Data to process:
□ □ □ □ □ □ □

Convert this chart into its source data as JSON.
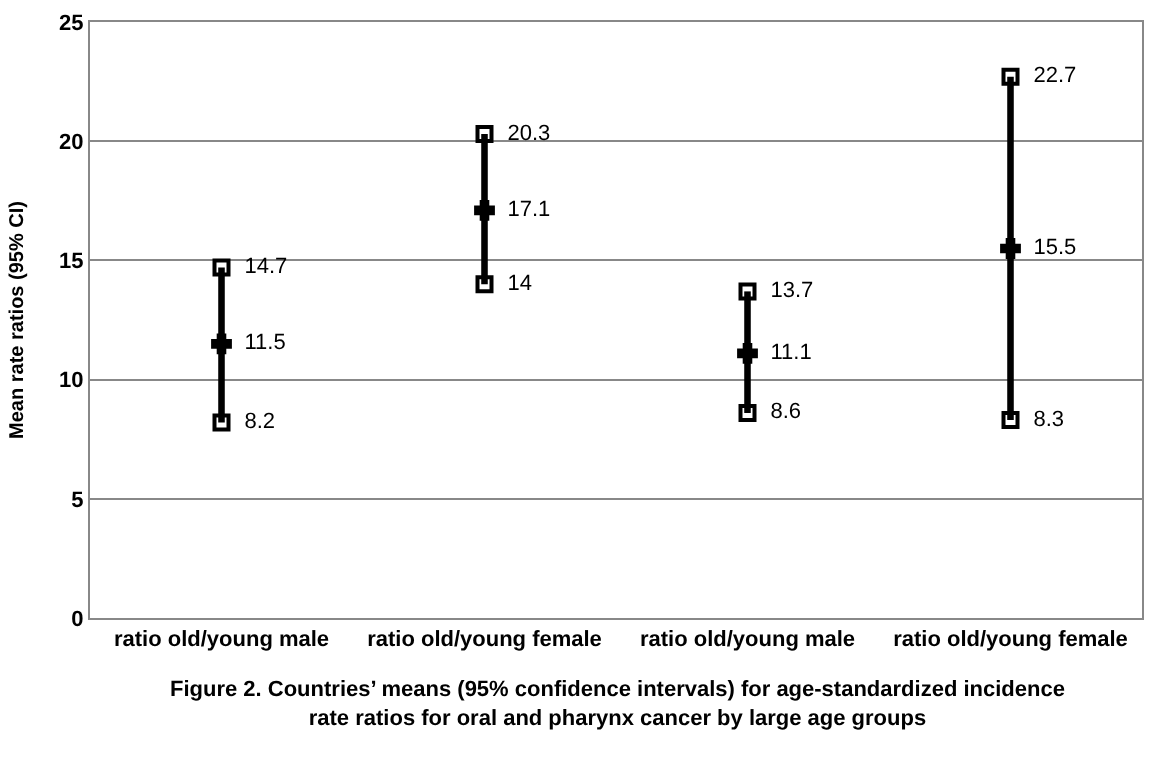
{
  "chart_data": {
    "type": "scatter",
    "title": "Figure 2. Countries’ means (95% confidence intervals) for age-standardized incidence rate ratios for oral and pharynx cancer by large age groups",
    "ylabel": "Mean rate ratios (95% CI)",
    "categories": [
      "ratio old/young male",
      "ratio old/young female",
      "ratio old/young male",
      "ratio old/young female"
    ],
    "series": [
      {
        "type": "bar",
        "color": "#000000",
        "base": [
          8.2,
          14,
          8.6,
          8.3
        ],
        "values": [
          6.5,
          6.3,
          5.1,
          14.4
        ]
      },
      {
        "color": "#000000",
        "marker": "cross",
        "values": [
          11.5,
          17.1,
          11.1,
          15.5
        ],
        "value_labels": [
          "11.5",
          "17.1",
          "11.1",
          "15.5"
        ]
      },
      {
        "color": "#000000",
        "marker": "square",
        "values": [
          14.7,
          20.3,
          13.7,
          22.7
        ],
        "value_labels": [
          "14.7",
          "20.3",
          "13.7",
          "22.7"
        ]
      },
      {
        "color": "#000000",
        "marker": "square",
        "values": [
          8.2,
          14,
          8.6,
          8.3
        ],
        "value_labels": [
          "8.2",
          "14",
          "8.6",
          "8.3"
        ]
      }
    ],
    "ylim": [
      0,
      25
    ],
    "yticks": [
      0,
      5,
      10,
      15,
      20,
      25
    ],
    "grid": "y"
  }
}
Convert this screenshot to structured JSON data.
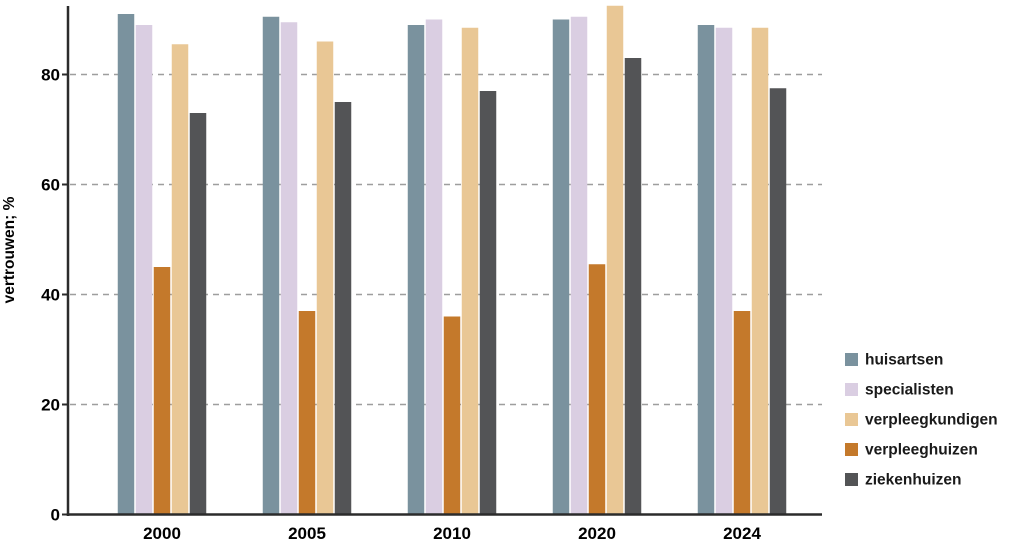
{
  "chart_data": {
    "type": "bar",
    "title": "",
    "xlabel": "",
    "ylabel": "vertrouwen; %",
    "categories": [
      "2000",
      "2005",
      "2010",
      "2020",
      "2024"
    ],
    "series": [
      {
        "name": "huisartsen",
        "color": "#7A929E",
        "values": [
          91,
          90.5,
          89,
          90,
          89
        ]
      },
      {
        "name": "specialisten",
        "color": "#DACEE2",
        "values": [
          89,
          89.5,
          90,
          90.5,
          88.5
        ]
      },
      {
        "name": "verpleegkundigen",
        "color": "#E9C795",
        "values": [
          85.5,
          86,
          88.5,
          92.5,
          88.5
        ]
      },
      {
        "name": "verpleeghuizen",
        "color": "#C4792B",
        "values": [
          45,
          37,
          36,
          45.5,
          37
        ]
      },
      {
        "name": "ziekenhuizen",
        "color": "#535456",
        "values": [
          73,
          75,
          77,
          83,
          77.5
        ]
      }
    ],
    "bar_draw_order": [
      "huisartsen",
      "specialisten",
      "verpleeghuizen",
      "verpleegkundigen",
      "ziekenhuizen"
    ],
    "yticks": [
      0,
      20,
      40,
      60,
      80
    ],
    "ylim": [
      0,
      92.5
    ],
    "grid": "dashed-horizontal",
    "legend_position": "right",
    "colors": {
      "axis": "#2B2B2B",
      "gridline": "#9E9E9E",
      "text": "#000000",
      "background": "#FFFFFF"
    }
  }
}
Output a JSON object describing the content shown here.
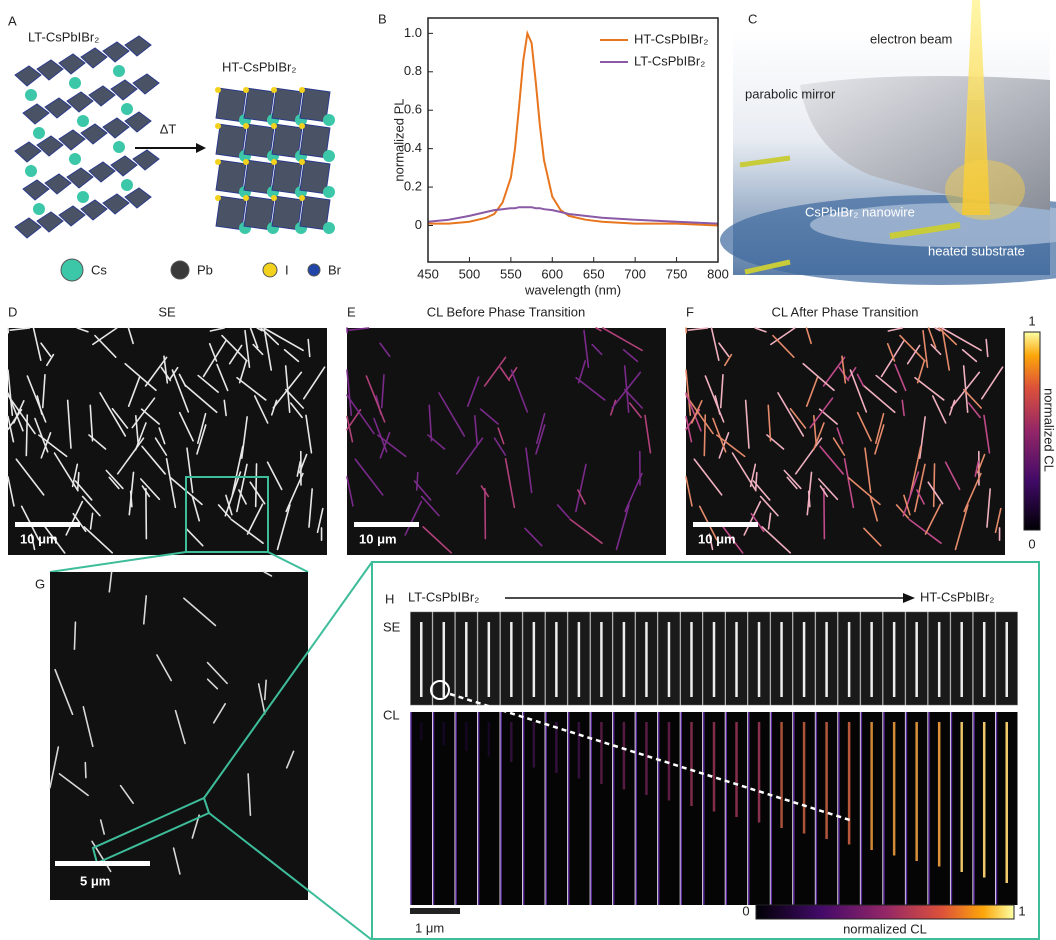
{
  "chart_data": {
    "type": "line",
    "panel_label": "B",
    "xlabel": "wavelength (nm)",
    "ylabel": "normalized PL",
    "x": [
      450,
      475,
      500,
      520,
      530,
      540,
      550,
      555,
      560,
      565,
      570,
      575,
      580,
      585,
      590,
      600,
      610,
      620,
      640,
      660,
      700,
      750,
      800
    ],
    "series": [
      {
        "name": "HT-CsPbIBr₂",
        "color": "#e8761e",
        "values": [
          0.01,
          0.01,
          0.02,
          0.04,
          0.06,
          0.12,
          0.25,
          0.4,
          0.62,
          0.86,
          1.0,
          0.95,
          0.75,
          0.52,
          0.34,
          0.15,
          0.08,
          0.05,
          0.03,
          0.02,
          0.01,
          0.01,
          0.0
        ]
      },
      {
        "name": "LT-CsPbIBr₂",
        "color": "#8a5aa6",
        "values": [
          0.02,
          0.03,
          0.05,
          0.07,
          0.08,
          0.085,
          0.09,
          0.09,
          0.095,
          0.095,
          0.095,
          0.095,
          0.09,
          0.09,
          0.085,
          0.08,
          0.07,
          0.06,
          0.05,
          0.04,
          0.03,
          0.02,
          0.01
        ]
      }
    ],
    "xlim": [
      450,
      800
    ],
    "xticks": [
      450,
      500,
      550,
      600,
      650,
      700,
      750,
      800
    ],
    "ylim": [
      -0.19,
      1.08
    ],
    "yticks": [
      0,
      0.2,
      0.4,
      0.6,
      0.8,
      {
        "value": 1,
        "label": "1.0"
      }
    ],
    "legend": "upper right"
  },
  "panels": {
    "a": {
      "label": "A",
      "low": "LT-CsPbIBr₂",
      "high": "HT-CsPbIBr₂",
      "arrow": "ΔT",
      "atoms": [
        "Cs",
        "Pb",
        "I",
        "Br"
      ]
    },
    "c": {
      "label": "C",
      "beam": "electron beam",
      "mirror": "parabolic mirror",
      "wire": "CsPbIBr₂ nanowire",
      "substrate": "heated substrate"
    },
    "d": {
      "label": "D",
      "title": "SE",
      "scale": "10 μm"
    },
    "e": {
      "label": "E",
      "title": "CL Before Phase Transition",
      "scale": "10 μm"
    },
    "f": {
      "label": "F",
      "title": "CL After Phase Transition",
      "scale": "10 μm",
      "cmax": "1",
      "cmin": "0",
      "cbar": "normalized CL"
    },
    "g": {
      "label": "G",
      "scale": "5 μm"
    },
    "h": {
      "label": "H",
      "start": "LT-CsPbIBr₂",
      "end": "HT-CsPbIBr₂",
      "se": "SE",
      "cl": "CL",
      "scale": "1 μm",
      "cmin": "0",
      "cmax": "1",
      "cbar": "normalized CL"
    }
  }
}
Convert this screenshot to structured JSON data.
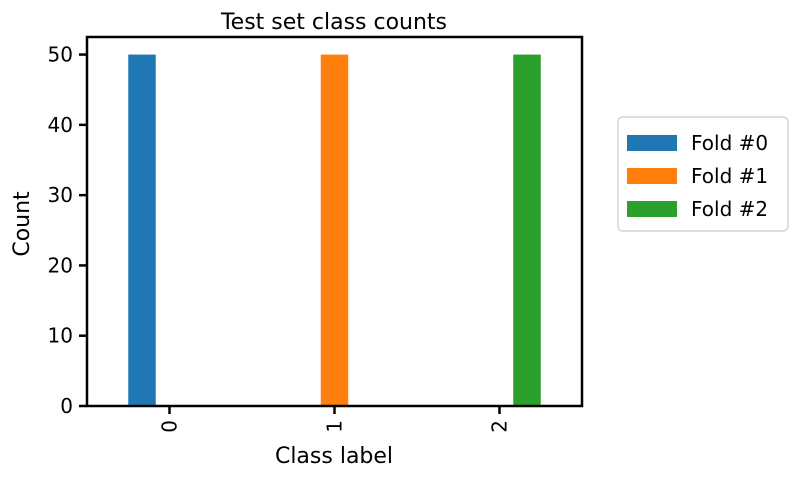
{
  "chart_data": {
    "type": "bar",
    "title": "Test set class counts",
    "xlabel": "Class label",
    "ylabel": "Count",
    "categories": [
      "0",
      "1",
      "2"
    ],
    "series": [
      {
        "name": "Fold #0",
        "color": "#1f77b4",
        "values": [
          50,
          0,
          0
        ]
      },
      {
        "name": "Fold #1",
        "color": "#ff7f0e",
        "values": [
          0,
          50,
          0
        ]
      },
      {
        "name": "Fold #2",
        "color": "#2ca02c",
        "values": [
          0,
          0,
          50
        ]
      }
    ],
    "ylim": [
      0,
      52.5
    ],
    "yticks": [
      0,
      10,
      20,
      30,
      40,
      50
    ],
    "xtick_rotation": 90,
    "grid": false,
    "legend_position": "outside-right"
  }
}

□ □ □ □ □ □ □

What is needed: Gather up the lines containing the word "female" from these records and copy them.

In response:
      "ratio old/young female",
      "ratio old/young female"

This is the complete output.